┏━━

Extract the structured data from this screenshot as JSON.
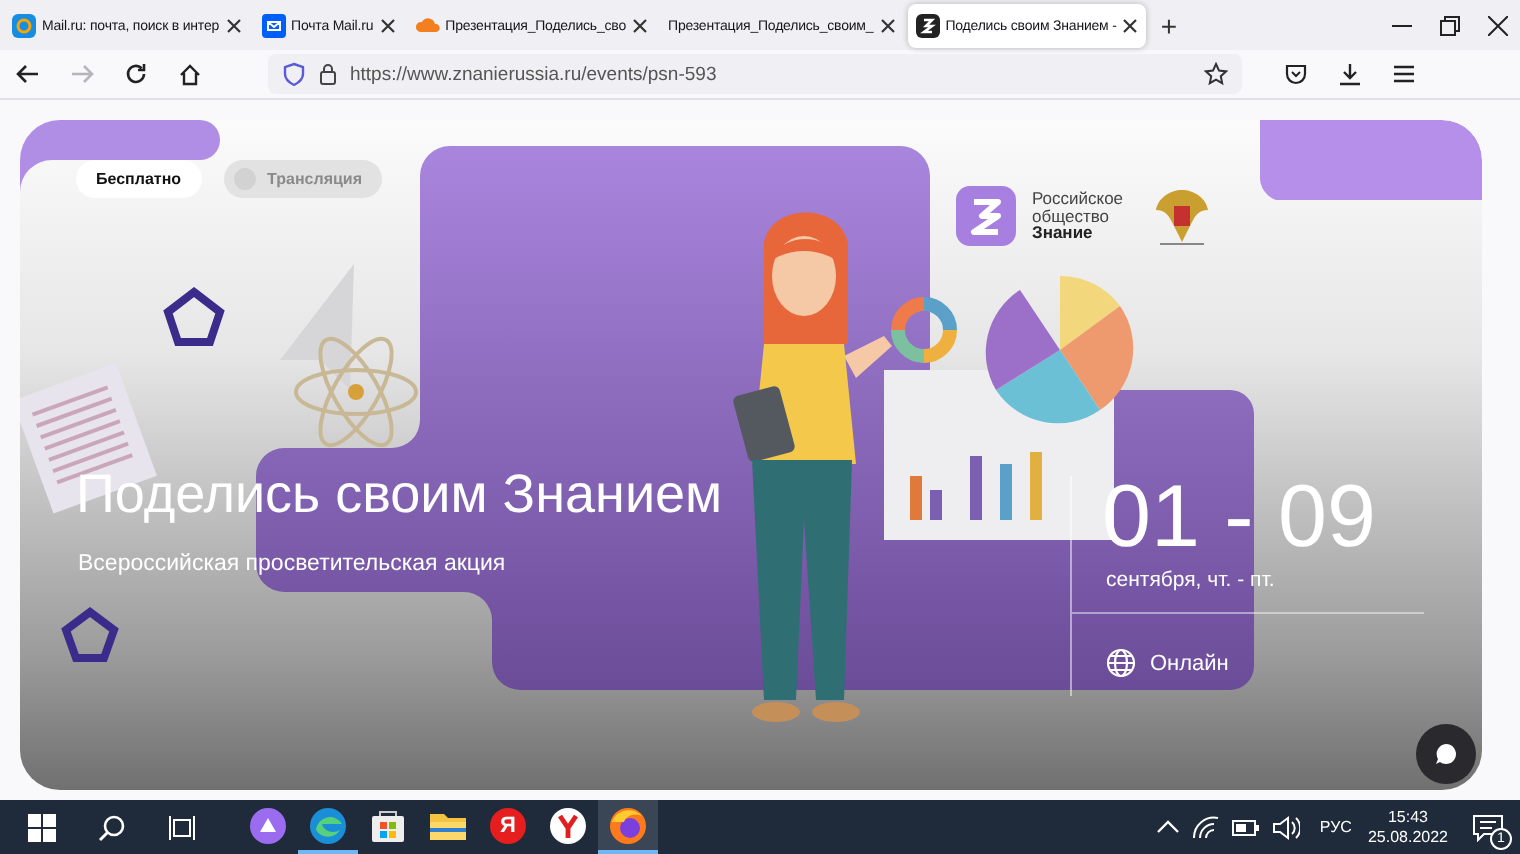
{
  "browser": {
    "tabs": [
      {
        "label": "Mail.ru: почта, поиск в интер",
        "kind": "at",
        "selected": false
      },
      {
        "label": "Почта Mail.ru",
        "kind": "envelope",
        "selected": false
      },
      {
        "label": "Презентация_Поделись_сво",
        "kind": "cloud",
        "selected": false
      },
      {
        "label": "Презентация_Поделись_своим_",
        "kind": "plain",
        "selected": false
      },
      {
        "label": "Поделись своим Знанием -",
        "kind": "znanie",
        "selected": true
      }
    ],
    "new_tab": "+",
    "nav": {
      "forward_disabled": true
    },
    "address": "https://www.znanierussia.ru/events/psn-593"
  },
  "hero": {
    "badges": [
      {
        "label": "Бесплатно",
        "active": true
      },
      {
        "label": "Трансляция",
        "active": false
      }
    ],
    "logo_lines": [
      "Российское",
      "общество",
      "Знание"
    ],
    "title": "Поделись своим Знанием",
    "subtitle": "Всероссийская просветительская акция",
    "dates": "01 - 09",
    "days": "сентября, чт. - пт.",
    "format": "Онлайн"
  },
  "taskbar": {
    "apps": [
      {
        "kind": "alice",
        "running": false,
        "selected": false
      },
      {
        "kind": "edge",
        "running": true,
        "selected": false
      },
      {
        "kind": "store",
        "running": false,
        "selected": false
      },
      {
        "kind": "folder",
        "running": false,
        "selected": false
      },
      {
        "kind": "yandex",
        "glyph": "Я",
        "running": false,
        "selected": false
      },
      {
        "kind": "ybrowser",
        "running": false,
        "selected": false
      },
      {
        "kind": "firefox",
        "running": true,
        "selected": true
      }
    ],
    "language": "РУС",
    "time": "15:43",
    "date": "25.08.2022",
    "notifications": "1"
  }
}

┗━━
┏━━

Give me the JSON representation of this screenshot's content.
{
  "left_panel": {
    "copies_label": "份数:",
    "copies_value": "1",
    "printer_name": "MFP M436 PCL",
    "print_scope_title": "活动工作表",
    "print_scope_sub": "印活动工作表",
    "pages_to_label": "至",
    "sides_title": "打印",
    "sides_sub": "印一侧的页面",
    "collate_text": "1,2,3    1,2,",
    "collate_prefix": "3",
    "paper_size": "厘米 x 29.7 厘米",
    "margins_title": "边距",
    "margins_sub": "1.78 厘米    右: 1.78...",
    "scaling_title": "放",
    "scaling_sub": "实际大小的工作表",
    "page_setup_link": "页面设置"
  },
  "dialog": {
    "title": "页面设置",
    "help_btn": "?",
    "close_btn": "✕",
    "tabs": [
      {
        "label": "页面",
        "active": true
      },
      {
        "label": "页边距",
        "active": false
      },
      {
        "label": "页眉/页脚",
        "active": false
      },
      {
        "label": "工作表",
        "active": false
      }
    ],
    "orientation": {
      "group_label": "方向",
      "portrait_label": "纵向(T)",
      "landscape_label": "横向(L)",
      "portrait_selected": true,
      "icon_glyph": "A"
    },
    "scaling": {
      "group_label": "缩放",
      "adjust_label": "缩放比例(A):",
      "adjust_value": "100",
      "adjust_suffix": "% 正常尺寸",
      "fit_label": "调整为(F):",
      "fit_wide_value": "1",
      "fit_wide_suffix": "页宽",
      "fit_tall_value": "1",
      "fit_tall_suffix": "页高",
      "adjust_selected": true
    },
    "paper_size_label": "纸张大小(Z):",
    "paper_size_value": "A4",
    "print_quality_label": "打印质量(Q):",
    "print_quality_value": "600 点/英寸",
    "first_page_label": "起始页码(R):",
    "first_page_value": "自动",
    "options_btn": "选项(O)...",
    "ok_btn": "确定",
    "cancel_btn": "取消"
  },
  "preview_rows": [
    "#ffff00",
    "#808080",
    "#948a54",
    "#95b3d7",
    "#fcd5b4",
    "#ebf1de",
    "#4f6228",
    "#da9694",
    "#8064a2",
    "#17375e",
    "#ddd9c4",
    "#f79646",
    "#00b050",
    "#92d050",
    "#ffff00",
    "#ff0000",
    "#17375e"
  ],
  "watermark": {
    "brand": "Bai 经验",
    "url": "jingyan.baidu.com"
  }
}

┗━━

TO BE DONE:
Look through the lines above and collect those with the word "Mail".

RESULT OF THE TASK:
        "label": "Mail.ru: почта, поиск в интер",
        "label": "Почта Mail.ru",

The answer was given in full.